Request
Report every line in the listing that contains the string "ruchu".

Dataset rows
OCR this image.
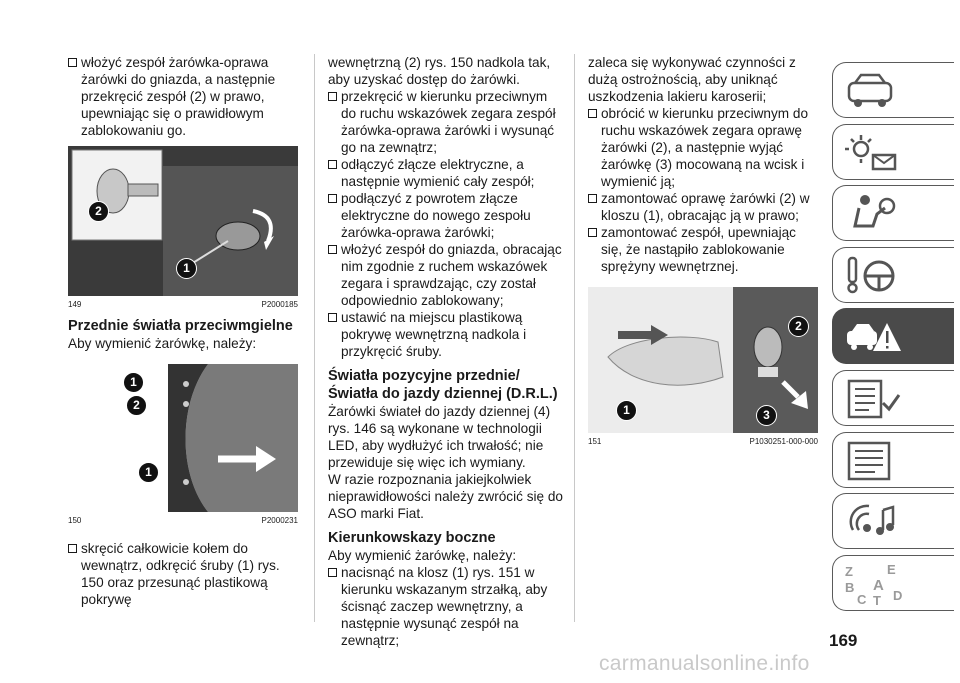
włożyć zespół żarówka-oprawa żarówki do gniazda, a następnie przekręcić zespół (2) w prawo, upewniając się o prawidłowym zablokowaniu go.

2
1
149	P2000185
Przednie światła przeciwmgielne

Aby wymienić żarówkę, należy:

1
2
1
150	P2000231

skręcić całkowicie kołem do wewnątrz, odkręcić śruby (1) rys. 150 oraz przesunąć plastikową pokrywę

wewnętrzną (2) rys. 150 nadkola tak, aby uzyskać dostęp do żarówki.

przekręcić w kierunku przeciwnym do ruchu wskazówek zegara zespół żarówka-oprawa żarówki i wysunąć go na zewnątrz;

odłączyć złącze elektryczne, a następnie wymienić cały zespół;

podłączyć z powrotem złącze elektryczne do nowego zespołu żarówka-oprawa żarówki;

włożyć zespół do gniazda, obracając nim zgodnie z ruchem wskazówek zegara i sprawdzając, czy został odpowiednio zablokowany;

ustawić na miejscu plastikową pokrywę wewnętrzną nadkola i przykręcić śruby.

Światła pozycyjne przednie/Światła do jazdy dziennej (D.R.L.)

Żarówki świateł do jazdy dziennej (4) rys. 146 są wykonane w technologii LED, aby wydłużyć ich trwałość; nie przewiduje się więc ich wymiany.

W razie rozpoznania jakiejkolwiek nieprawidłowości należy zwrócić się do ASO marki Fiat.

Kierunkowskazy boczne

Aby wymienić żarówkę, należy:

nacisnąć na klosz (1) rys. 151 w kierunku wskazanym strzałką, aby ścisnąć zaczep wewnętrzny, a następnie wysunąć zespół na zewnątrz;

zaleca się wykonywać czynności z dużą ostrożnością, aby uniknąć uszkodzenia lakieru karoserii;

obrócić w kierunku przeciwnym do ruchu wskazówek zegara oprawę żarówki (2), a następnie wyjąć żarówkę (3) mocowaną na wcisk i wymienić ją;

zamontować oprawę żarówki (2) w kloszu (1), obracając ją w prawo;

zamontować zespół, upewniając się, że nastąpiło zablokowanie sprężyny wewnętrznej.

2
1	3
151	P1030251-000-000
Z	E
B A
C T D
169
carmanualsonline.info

* * *

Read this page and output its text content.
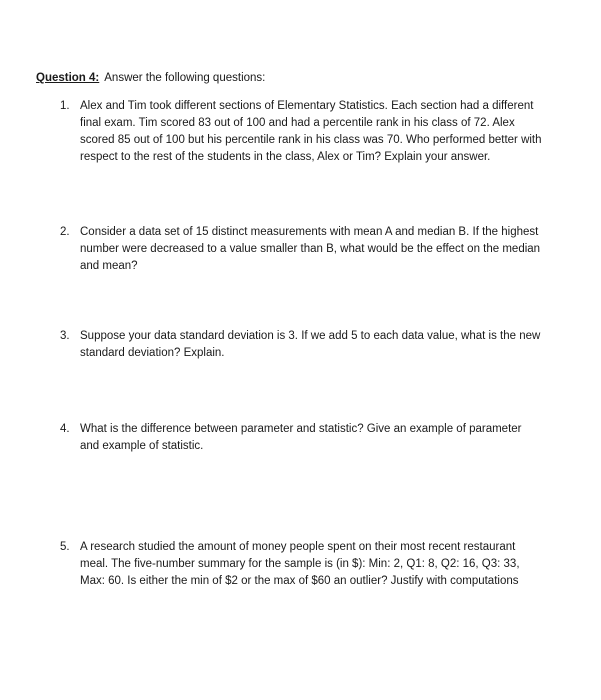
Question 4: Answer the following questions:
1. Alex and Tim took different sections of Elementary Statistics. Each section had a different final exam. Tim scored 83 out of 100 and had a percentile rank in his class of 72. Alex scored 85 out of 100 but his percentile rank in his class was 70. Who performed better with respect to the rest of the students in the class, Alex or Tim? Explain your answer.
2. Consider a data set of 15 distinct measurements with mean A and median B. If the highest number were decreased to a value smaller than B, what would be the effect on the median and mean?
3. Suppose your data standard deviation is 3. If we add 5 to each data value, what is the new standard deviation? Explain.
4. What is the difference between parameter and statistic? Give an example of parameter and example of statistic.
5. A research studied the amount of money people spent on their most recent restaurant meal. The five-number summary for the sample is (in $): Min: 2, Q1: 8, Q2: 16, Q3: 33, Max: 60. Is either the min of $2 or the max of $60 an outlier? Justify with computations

* * *

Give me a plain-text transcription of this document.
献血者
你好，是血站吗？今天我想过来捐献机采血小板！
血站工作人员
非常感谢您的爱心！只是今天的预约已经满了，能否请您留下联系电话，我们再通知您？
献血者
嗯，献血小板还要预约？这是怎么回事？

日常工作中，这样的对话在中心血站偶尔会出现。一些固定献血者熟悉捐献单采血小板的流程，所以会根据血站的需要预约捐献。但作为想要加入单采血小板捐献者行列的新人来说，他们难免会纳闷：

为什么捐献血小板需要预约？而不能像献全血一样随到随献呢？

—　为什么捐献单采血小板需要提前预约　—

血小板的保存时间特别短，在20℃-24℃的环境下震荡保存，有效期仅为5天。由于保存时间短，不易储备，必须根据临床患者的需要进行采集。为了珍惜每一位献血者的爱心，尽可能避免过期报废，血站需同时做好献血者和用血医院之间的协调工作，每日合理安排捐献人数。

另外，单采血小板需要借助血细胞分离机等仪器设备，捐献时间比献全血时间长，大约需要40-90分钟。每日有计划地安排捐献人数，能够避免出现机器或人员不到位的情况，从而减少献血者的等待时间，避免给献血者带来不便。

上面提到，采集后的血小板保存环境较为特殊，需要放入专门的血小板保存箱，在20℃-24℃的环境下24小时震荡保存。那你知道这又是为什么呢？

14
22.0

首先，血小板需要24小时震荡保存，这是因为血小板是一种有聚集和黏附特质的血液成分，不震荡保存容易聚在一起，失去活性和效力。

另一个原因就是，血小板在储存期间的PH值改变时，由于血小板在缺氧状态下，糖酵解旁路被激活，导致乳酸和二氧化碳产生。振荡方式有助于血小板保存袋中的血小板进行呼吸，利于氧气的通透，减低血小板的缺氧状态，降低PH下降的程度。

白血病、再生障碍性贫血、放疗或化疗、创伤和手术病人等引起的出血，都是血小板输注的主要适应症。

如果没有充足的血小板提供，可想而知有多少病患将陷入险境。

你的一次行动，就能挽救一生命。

Final result
przekręcić w kierunku przeciwnym do ruchu wskazówek zegara zespół żarówka-oprawa żarówki i wysunąć go na zewnątrz;
obrócić w kierunku przeciwnym do ruchu wskazówek zegara oprawę żarówki (2), a następnie wyjąć żarówkę (3) mocowaną na wcisk i wymienić ją;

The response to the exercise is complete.